Rows from a dataset:

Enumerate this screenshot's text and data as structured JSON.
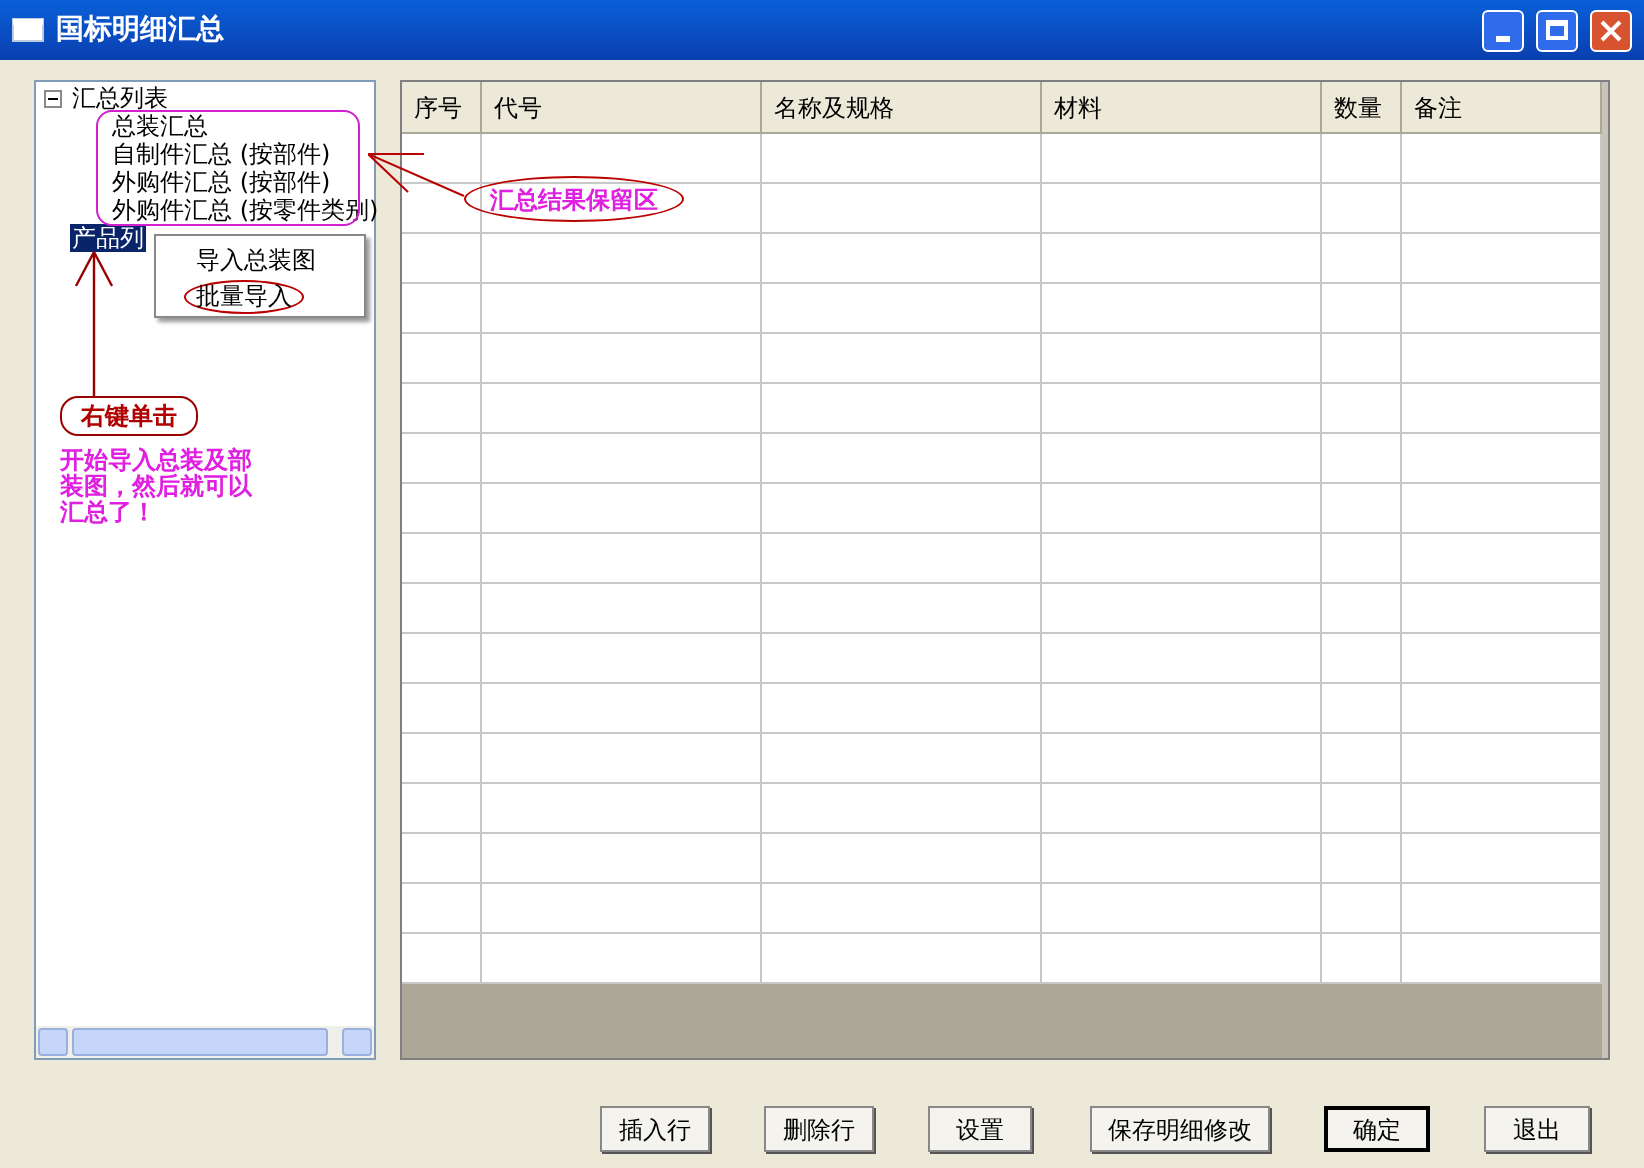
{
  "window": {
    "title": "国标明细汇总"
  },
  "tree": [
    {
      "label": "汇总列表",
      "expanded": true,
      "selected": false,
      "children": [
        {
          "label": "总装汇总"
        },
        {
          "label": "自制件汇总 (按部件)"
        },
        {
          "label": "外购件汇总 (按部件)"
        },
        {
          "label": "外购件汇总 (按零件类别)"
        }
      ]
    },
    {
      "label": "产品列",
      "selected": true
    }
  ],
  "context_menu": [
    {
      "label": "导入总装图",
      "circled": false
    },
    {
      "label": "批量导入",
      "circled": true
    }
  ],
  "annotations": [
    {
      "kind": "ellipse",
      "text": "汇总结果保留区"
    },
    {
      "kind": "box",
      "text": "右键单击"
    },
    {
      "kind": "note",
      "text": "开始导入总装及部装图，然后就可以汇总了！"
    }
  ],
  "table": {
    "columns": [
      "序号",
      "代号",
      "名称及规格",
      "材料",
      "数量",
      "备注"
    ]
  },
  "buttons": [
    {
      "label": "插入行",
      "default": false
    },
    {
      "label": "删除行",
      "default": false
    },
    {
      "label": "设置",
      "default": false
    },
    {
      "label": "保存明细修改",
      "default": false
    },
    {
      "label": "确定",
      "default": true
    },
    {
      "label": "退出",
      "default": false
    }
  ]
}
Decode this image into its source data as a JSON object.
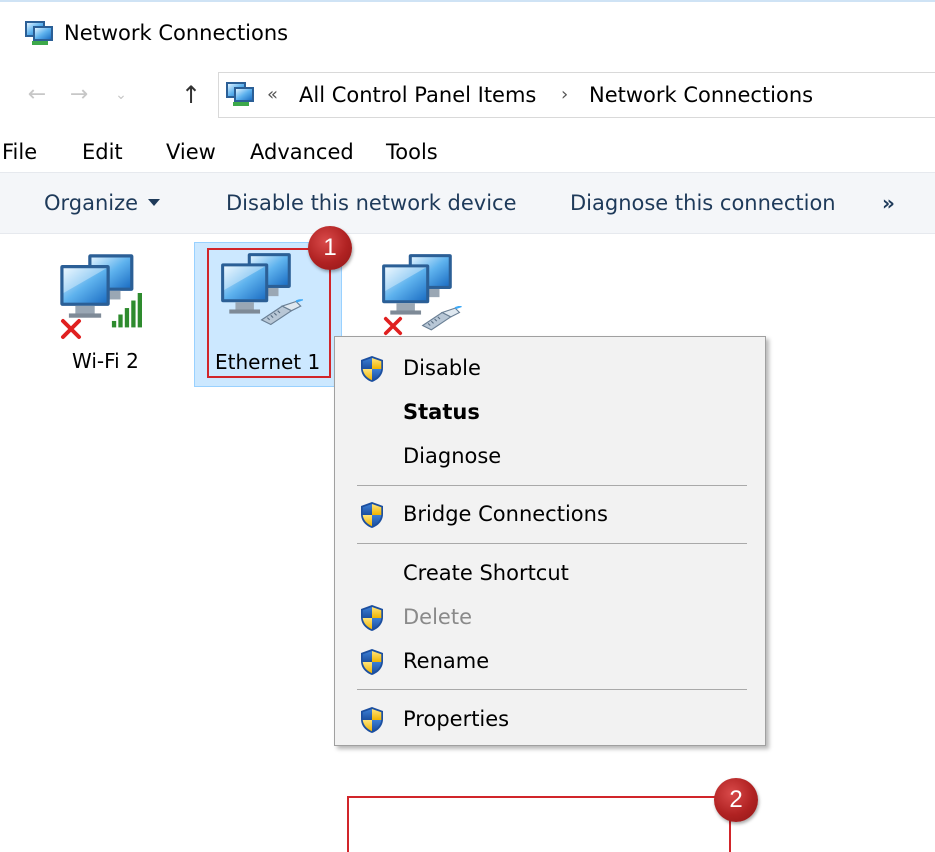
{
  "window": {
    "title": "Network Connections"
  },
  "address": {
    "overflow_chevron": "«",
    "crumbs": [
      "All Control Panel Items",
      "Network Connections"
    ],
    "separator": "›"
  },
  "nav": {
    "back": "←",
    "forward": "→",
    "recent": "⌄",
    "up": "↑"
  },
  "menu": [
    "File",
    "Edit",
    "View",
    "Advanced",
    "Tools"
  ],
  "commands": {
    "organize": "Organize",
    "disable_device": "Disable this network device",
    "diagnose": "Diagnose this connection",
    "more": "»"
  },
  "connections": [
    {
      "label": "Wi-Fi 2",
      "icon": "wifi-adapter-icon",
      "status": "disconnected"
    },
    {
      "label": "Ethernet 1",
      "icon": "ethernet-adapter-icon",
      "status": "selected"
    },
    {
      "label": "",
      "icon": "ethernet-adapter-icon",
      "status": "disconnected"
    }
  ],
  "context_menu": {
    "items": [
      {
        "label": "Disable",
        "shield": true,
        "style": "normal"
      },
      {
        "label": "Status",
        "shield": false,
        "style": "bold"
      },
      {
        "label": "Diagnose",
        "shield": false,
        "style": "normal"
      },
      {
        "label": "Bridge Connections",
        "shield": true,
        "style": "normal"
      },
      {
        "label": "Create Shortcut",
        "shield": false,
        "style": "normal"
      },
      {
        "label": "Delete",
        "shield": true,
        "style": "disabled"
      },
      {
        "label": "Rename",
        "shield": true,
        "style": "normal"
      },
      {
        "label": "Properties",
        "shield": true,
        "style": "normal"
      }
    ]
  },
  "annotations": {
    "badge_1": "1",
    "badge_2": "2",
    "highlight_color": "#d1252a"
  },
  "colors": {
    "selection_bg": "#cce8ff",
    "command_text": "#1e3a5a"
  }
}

Your instructions:
Leave out the pictures and output every record above precisely as given.

Written solution:
Enumerate this screenshot's text and data as structured JSON.
{
  "window": {
    "title": "国标明细汇总"
  },
  "tree": [
    {
      "label": "汇总列表",
      "expanded": true,
      "selected": false,
      "children": [
        {
          "label": "总装汇总"
        },
        {
          "label": "自制件汇总 (按部件)"
        },
        {
          "label": "外购件汇总 (按部件)"
        },
        {
          "label": "外购件汇总 (按零件类别)"
        }
      ]
    },
    {
      "label": "产品列",
      "selected": true
    }
  ],
  "context_menu": [
    {
      "label": "导入总装图",
      "circled": false
    },
    {
      "label": "批量导入",
      "circled": true
    }
  ],
  "annotations": [
    {
      "kind": "ellipse",
      "text": "汇总结果保留区"
    },
    {
      "kind": "box",
      "text": "右键单击"
    },
    {
      "kind": "note",
      "text": "开始导入总装及部装图，然后就可以汇总了！"
    }
  ],
  "table": {
    "columns": [
      "序号",
      "代号",
      "名称及规格",
      "材料",
      "数量",
      "备注"
    ]
  },
  "buttons": [
    {
      "label": "插入行",
      "default": false
    },
    {
      "label": "删除行",
      "default": false
    },
    {
      "label": "设置",
      "default": false
    },
    {
      "label": "保存明细修改",
      "default": false
    },
    {
      "label": "确定",
      "default": true
    },
    {
      "label": "退出",
      "default": false
    }
  ]
}
Decode this image into its source data as a JSON object.
{
  "window": {
    "title": "Network Connections"
  },
  "address": {
    "overflow_chevron": "«",
    "crumbs": [
      "All Control Panel Items",
      "Network Connections"
    ],
    "separator": "›"
  },
  "nav": {
    "back": "←",
    "forward": "→",
    "recent": "⌄",
    "up": "↑"
  },
  "menu": [
    "File",
    "Edit",
    "View",
    "Advanced",
    "Tools"
  ],
  "commands": {
    "organize": "Organize",
    "disable_device": "Disable this network device",
    "diagnose": "Diagnose this connection",
    "more": "»"
  },
  "connections": [
    {
      "label": "Wi-Fi 2",
      "icon": "wifi-adapter-icon",
      "status": "disconnected"
    },
    {
      "label": "Ethernet 1",
      "icon": "ethernet-adapter-icon",
      "status": "selected"
    },
    {
      "label": "",
      "icon": "ethernet-adapter-icon",
      "status": "disconnected"
    }
  ],
  "context_menu": {
    "items": [
      {
        "label": "Disable",
        "shield": true,
        "style": "normal"
      },
      {
        "label": "Status",
        "shield": false,
        "style": "bold"
      },
      {
        "label": "Diagnose",
        "shield": false,
        "style": "normal"
      },
      {
        "label": "Bridge Connections",
        "shield": true,
        "style": "normal"
      },
      {
        "label": "Create Shortcut",
        "shield": false,
        "style": "normal"
      },
      {
        "label": "Delete",
        "shield": true,
        "style": "disabled"
      },
      {
        "label": "Rename",
        "shield": true,
        "style": "normal"
      },
      {
        "label": "Properties",
        "shield": true,
        "style": "normal"
      }
    ]
  },
  "annotations": {
    "badge_1": "1",
    "badge_2": "2",
    "highlight_color": "#d1252a"
  },
  "colors": {
    "selection_bg": "#cce8ff",
    "command_text": "#1e3a5a"
  }
}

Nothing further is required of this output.